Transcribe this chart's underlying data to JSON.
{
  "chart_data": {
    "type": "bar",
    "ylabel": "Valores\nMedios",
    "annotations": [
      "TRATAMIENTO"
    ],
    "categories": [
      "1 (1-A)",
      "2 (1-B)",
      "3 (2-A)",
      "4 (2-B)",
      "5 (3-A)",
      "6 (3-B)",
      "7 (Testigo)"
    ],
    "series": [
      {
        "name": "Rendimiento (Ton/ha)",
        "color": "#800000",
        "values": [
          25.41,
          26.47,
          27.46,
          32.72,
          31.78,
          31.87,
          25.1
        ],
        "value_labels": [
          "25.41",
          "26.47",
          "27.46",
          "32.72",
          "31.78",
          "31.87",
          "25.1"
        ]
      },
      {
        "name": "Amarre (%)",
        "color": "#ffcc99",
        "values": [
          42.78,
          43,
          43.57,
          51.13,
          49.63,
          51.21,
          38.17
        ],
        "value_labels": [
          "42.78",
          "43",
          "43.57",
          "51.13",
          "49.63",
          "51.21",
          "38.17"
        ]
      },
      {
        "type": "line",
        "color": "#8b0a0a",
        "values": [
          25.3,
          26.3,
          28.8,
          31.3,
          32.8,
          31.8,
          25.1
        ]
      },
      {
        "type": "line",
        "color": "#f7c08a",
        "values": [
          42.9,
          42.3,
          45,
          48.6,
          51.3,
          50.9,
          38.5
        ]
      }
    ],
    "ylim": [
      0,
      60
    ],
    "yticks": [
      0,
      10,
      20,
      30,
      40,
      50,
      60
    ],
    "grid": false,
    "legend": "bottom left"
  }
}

→ Task prompt
All of the material above needs to be retyped word for word.

→ Output
Transcribe this chart's underlying data to JSON.
{
  "chart_data": {
    "type": "bar",
    "ylabel": "Valores\nMedios",
    "annotations": [
      "TRATAMIENTO"
    ],
    "categories": [
      "1 (1-A)",
      "2 (1-B)",
      "3 (2-A)",
      "4 (2-B)",
      "5 (3-A)",
      "6 (3-B)",
      "7 (Testigo)"
    ],
    "series": [
      {
        "name": "Rendimiento (Ton/ha)",
        "color": "#800000",
        "values": [
          25.41,
          26.47,
          27.46,
          32.72,
          31.78,
          31.87,
          25.1
        ],
        "value_labels": [
          "25.41",
          "26.47",
          "27.46",
          "32.72",
          "31.78",
          "31.87",
          "25.1"
        ]
      },
      {
        "name": "Amarre (%)",
        "color": "#ffcc99",
        "values": [
          42.78,
          43,
          43.57,
          51.13,
          49.63,
          51.21,
          38.17
        ],
        "value_labels": [
          "42.78",
          "43",
          "43.57",
          "51.13",
          "49.63",
          "51.21",
          "38.17"
        ]
      },
      {
        "type": "line",
        "color": "#8b0a0a",
        "values": [
          25.3,
          26.3,
          28.8,
          31.3,
          32.8,
          31.8,
          25.1
        ]
      },
      {
        "type": "line",
        "color": "#f7c08a",
        "values": [
          42.9,
          42.3,
          45,
          48.6,
          51.3,
          50.9,
          38.5
        ]
      }
    ],
    "ylim": [
      0,
      60
    ],
    "yticks": [
      0,
      10,
      20,
      30,
      40,
      50,
      60
    ],
    "grid": false,
    "legend": "bottom left"
  }
}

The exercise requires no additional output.